_What you are asked to do_:
Look through the data and write out every line with the word "this" in it.

** START Given records **

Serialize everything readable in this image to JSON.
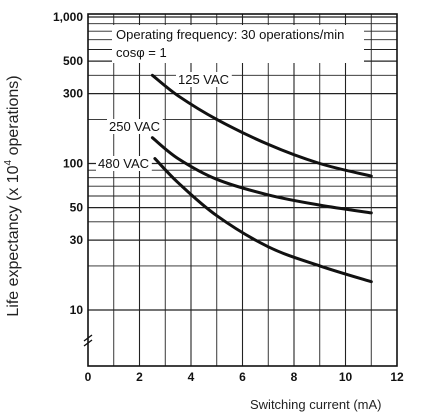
{
  "chart_data": {
    "type": "line",
    "title": "",
    "xlabel": "Switching current (mA)",
    "ylabel_prefix": "Life expectancy (x 10",
    "ylabel_exp": "4",
    "ylabel_suffix": " operations)",
    "xlim": [
      0,
      12
    ],
    "x_ticks": [
      0,
      2,
      4,
      6,
      8,
      10,
      12
    ],
    "y_ticks": [
      {
        "value": 1000,
        "label": "1,000"
      },
      {
        "value": 500,
        "label": "500"
      },
      {
        "value": 300,
        "label": "300"
      },
      {
        "value": 100,
        "label": "100"
      },
      {
        "value": 50,
        "label": "50"
      },
      {
        "value": 30,
        "label": "30"
      },
      {
        "value": 10,
        "label": "10"
      }
    ],
    "y_scale": "log (broken below 10)",
    "grid": true,
    "annotations": [
      "Operating frequency: 30 operations/min",
      "cosφ = 1"
    ],
    "series": [
      {
        "name": "125 VAC",
        "x": [
          2.5,
          3.5,
          5,
          7,
          9,
          11
        ],
        "y": [
          400,
          290,
          200,
          135,
          100,
          82
        ]
      },
      {
        "name": "250 VAC",
        "x": [
          2.5,
          3.5,
          5,
          7,
          9,
          11
        ],
        "y": [
          150,
          108,
          78,
          61,
          52,
          46
        ]
      },
      {
        "name": "480 VAC",
        "x": [
          2.6,
          3.5,
          5,
          7,
          9,
          11
        ],
        "y": [
          108,
          74,
          44,
          27,
          20,
          15.6
        ]
      }
    ]
  }
}
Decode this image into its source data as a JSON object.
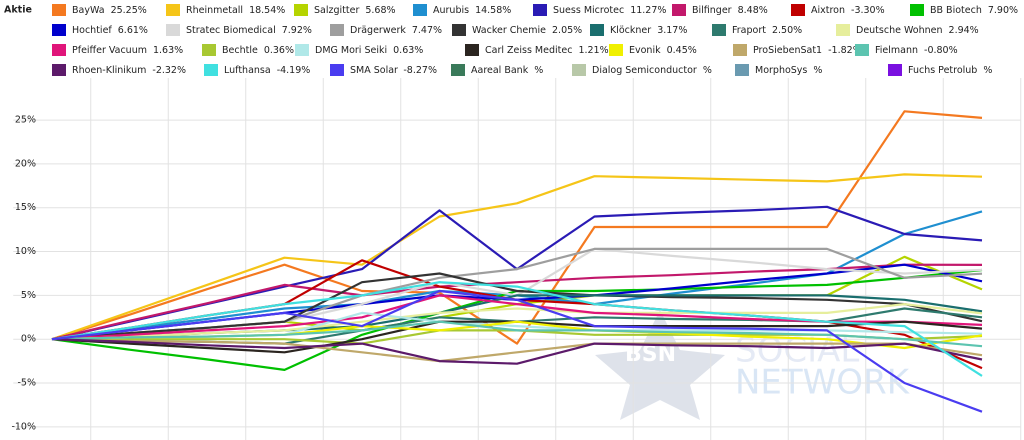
{
  "chart_data": {
    "type": "line",
    "legend_title": "Aktie",
    "categories": [
      null,
      null,
      null,
      null,
      null,
      null,
      null,
      null,
      null,
      null,
      null,
      null,
      null
    ],
    "ylim": [
      -11.5,
      29.8
    ],
    "yticks": [
      {
        "value": -10,
        "label": "-10%"
      },
      {
        "value": -5,
        "label": "-5%"
      },
      {
        "value": 0,
        "label": "0%"
      },
      {
        "value": 5,
        "label": "5%"
      },
      {
        "value": 10,
        "label": "10%"
      },
      {
        "value": 15,
        "label": "15%"
      },
      {
        "value": 20,
        "label": "20%"
      },
      {
        "value": 25,
        "label": "25%"
      }
    ],
    "grid": true,
    "watermark": [
      "BSN",
      "SOCIAL",
      "NETWORK"
    ],
    "series": [
      {
        "name": "BayWa",
        "color": "#f47920",
        "value_label": "25.25%",
        "values": [
          0,
          2.8,
          5.7,
          8.5,
          5.5,
          5.3,
          -0.5,
          12.8,
          12.8,
          12.8,
          12.8,
          26.0,
          25.25
        ]
      },
      {
        "name": "Rheinmetall",
        "color": "#f5c518",
        "value_label": "18.54%",
        "values": [
          0,
          3.1,
          6.2,
          9.3,
          8.5,
          14,
          15.5,
          18.6,
          18.4,
          18.2,
          18.0,
          18.8,
          18.54
        ]
      },
      {
        "name": "Salzgitter",
        "color": "#b5d400",
        "value_label": "5.68%",
        "values": [
          0,
          0.7,
          1.3,
          2,
          1,
          2.5,
          4,
          5,
          5,
          5,
          5,
          9.4,
          5.68
        ]
      },
      {
        "name": "Aurubis",
        "color": "#1f8fd0",
        "value_label": "14.58%",
        "values": [
          0,
          1.2,
          2.3,
          3.5,
          4,
          5.5,
          5,
          4,
          5.2,
          6.3,
          7.5,
          12,
          14.58
        ]
      },
      {
        "name": "Suess Microtec",
        "color": "#2a1bb5",
        "value_label": "11.27%",
        "values": [
          0,
          2,
          4,
          6,
          8,
          14.7,
          8,
          14,
          14.4,
          14.7,
          15.1,
          12,
          11.27
        ]
      },
      {
        "name": "Bilfinger",
        "color": "#c2186b",
        "value_label": "8.48%",
        "values": [
          0,
          2.1,
          4.1,
          6.2,
          5,
          6,
          6.5,
          7,
          7.3,
          7.7,
          8,
          8.5,
          8.48
        ]
      },
      {
        "name": "Aixtron",
        "color": "#c00000",
        "value_label": "-3.30%",
        "values": [
          0,
          1.3,
          2.7,
          4,
          9,
          6,
          4.5,
          4,
          3.3,
          2.7,
          2,
          0.5,
          -3.3
        ]
      },
      {
        "name": "BB Biotech",
        "color": "#00c000",
        "value_label": "7.90%",
        "values": [
          0,
          -1.2,
          -2.3,
          -3.5,
          0.5,
          3,
          5.5,
          5.5,
          5.7,
          6,
          6.2,
          7,
          7.9
        ]
      },
      {
        "name": "Hochtief",
        "color": "#0000cc",
        "value_label": "6.61%",
        "values": [
          0,
          1,
          2,
          3,
          4,
          5,
          4.5,
          5,
          5.8,
          6.7,
          7.5,
          8.5,
          6.61
        ]
      },
      {
        "name": "Stratec Biomedical",
        "color": "#d9d9d9",
        "value_label": "7.92%",
        "values": [
          0,
          0.7,
          1.3,
          2,
          4,
          6.5,
          5,
          10.3,
          9.5,
          8.8,
          8,
          7.5,
          7.92
        ]
      },
      {
        "name": "Drägerwerk",
        "color": "#9e9e9e",
        "value_label": "7.47%",
        "values": [
          0,
          0.7,
          1.3,
          2,
          5,
          7,
          8,
          10.3,
          10.3,
          10.3,
          10.3,
          7,
          7.47
        ]
      },
      {
        "name": "Wacker Chemie",
        "color": "#333333",
        "value_label": "2.05%",
        "values": [
          0,
          0.7,
          1.3,
          2,
          6.5,
          7.5,
          5.5,
          5,
          4.8,
          4.7,
          4.5,
          4,
          2.05
        ]
      },
      {
        "name": "Klöckner",
        "color": "#1a6e6e",
        "value_label": "3.17%",
        "values": [
          0,
          0.3,
          0.7,
          1,
          1.5,
          3,
          5,
          5,
          5,
          5,
          5,
          4.5,
          3.17
        ]
      },
      {
        "name": "Fraport",
        "color": "#2e7a6e",
        "value_label": "2.50%",
        "values": [
          0,
          -0.2,
          -0.3,
          -0.5,
          1,
          2.5,
          2,
          2.5,
          2.3,
          2.2,
          2,
          3.5,
          2.5
        ]
      },
      {
        "name": "Deutsche Wohnen",
        "color": "#e6ee9c",
        "value_label": "2.94%",
        "values": [
          0,
          0.3,
          0.7,
          1,
          2,
          3,
          3.5,
          3,
          3,
          3,
          3,
          4,
          2.94
        ]
      },
      {
        "name": "Pfeiffer Vacuum",
        "color": "#e0157a",
        "value_label": "1.63%",
        "values": [
          0,
          0.5,
          1,
          1.5,
          2.5,
          5,
          4,
          3,
          2.7,
          2.3,
          2,
          2,
          1.63
        ]
      },
      {
        "name": "Bechtle",
        "color": "#a8c832",
        "value_label": "0.36%",
        "values": [
          0,
          0,
          0,
          0,
          -0.5,
          1,
          1,
          0.5,
          0.5,
          0.5,
          0.5,
          0,
          0.36
        ]
      },
      {
        "name": "DMG Mori Seiki",
        "color": "#b0e8e8",
        "value_label": "0.63%",
        "values": [
          0,
          0.2,
          0.3,
          0.5,
          3,
          2,
          1.5,
          1,
          1,
          1,
          1,
          0.8,
          0.63
        ]
      },
      {
        "name": "Carl Zeiss Meditec",
        "color": "#2b2520",
        "value_label": "1.21%",
        "values": [
          0,
          -0.5,
          -1,
          -1.5,
          0,
          2,
          2,
          1.5,
          1.5,
          1.5,
          1.5,
          2,
          1.21
        ]
      },
      {
        "name": "Evonik",
        "color": "#f0f000",
        "value_label": "0.45%",
        "values": [
          0,
          0.2,
          0.3,
          0.5,
          1.5,
          1,
          2,
          1,
          0.7,
          0.3,
          0,
          -1,
          0.45
        ]
      },
      {
        "name": "ProSiebenSat1",
        "color": "#bfa86a",
        "value_label": "-1.82%",
        "values": [
          0,
          -0.2,
          -0.3,
          -0.5,
          -1.5,
          -2.5,
          -1.5,
          -0.5,
          -0.5,
          -0.5,
          -0.5,
          -0.5,
          -1.82
        ]
      },
      {
        "name": "Fielmann",
        "color": "#5cc4b0",
        "value_label": "-0.80%",
        "values": [
          0,
          0.2,
          0.3,
          0.5,
          1,
          2,
          1,
          1,
          0.8,
          0.7,
          0.5,
          0,
          -0.8
        ]
      },
      {
        "name": "Rhoen-Klinikum",
        "color": "#5c1a6a",
        "value_label": "-2.32%",
        "values": [
          0,
          -0.3,
          -0.7,
          -1,
          -0.5,
          -2.5,
          -2.8,
          -0.5,
          -0.7,
          -0.8,
          -1,
          -0.5,
          -2.32
        ]
      },
      {
        "name": "Lufthansa",
        "color": "#40e0e0",
        "value_label": "-4.19%",
        "values": [
          0,
          1.3,
          2.7,
          4,
          5,
          6.5,
          6,
          4,
          3.3,
          2.7,
          2,
          1.5,
          -4.19
        ]
      },
      {
        "name": "SMA Solar",
        "color": "#4a3cf0",
        "value_label": "-8.27%",
        "values": [
          0,
          1,
          2,
          3,
          1.5,
          5.5,
          4.5,
          1.5,
          1.3,
          1.2,
          1,
          -5,
          -8.27
        ]
      },
      {
        "name": "Aareal Bank",
        "color": "#3a7a5a",
        "value_label": "%"
      },
      {
        "name": "Dialog Semiconductor",
        "color": "#b8c8a8",
        "value_label": "%"
      },
      {
        "name": "MorphoSys",
        "color": "#6a9ab0",
        "value_label": "%"
      },
      {
        "name": "Fuchs Petrolub",
        "color": "#7a10e0",
        "value_label": "%"
      }
    ]
  }
}
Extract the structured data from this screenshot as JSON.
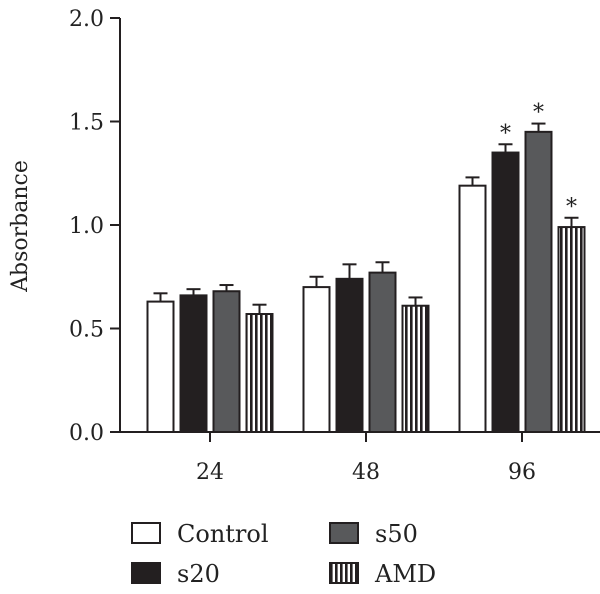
{
  "chart_data": {
    "type": "bar",
    "categories": [
      "24",
      "48",
      "96"
    ],
    "ylabel": "Absorbance",
    "xlabel": "",
    "ylim": [
      0,
      2.0
    ],
    "yticks": [
      "0.0",
      "0.5",
      "1.0",
      "1.5",
      "2.0"
    ],
    "grid": false,
    "legend_position": "bottom",
    "series": [
      {
        "name": "Control",
        "values": [
          0.63,
          0.7,
          1.19
        ],
        "errors": [
          0.04,
          0.05,
          0.04
        ],
        "fill": "#ffffff",
        "pattern": "solid"
      },
      {
        "name": "s20",
        "values": [
          0.66,
          0.74,
          1.35
        ],
        "errors": [
          0.03,
          0.07,
          0.04
        ],
        "fill": "#231f20",
        "pattern": "solid"
      },
      {
        "name": "s50",
        "values": [
          0.68,
          0.77,
          1.45
        ],
        "errors": [
          0.03,
          0.05,
          0.04
        ],
        "fill": "#58595b",
        "pattern": "solid"
      },
      {
        "name": "AMD",
        "values": [
          0.57,
          0.61,
          0.99
        ],
        "errors": [
          0.045,
          0.04,
          0.045
        ],
        "fill": "#ffffff",
        "pattern": "vertical-stripes"
      }
    ],
    "annotations": [
      {
        "text": "*",
        "category": "96",
        "series": "s20"
      },
      {
        "text": "*",
        "category": "96",
        "series": "s50"
      },
      {
        "text": "*",
        "category": "96",
        "series": "AMD"
      }
    ]
  }
}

** END Given records **

_Complete response_:
Serialize everything readable in this image to JSON.
Decode this image into its source data as a JSON object.
Extract the structured data from this screenshot as JSON.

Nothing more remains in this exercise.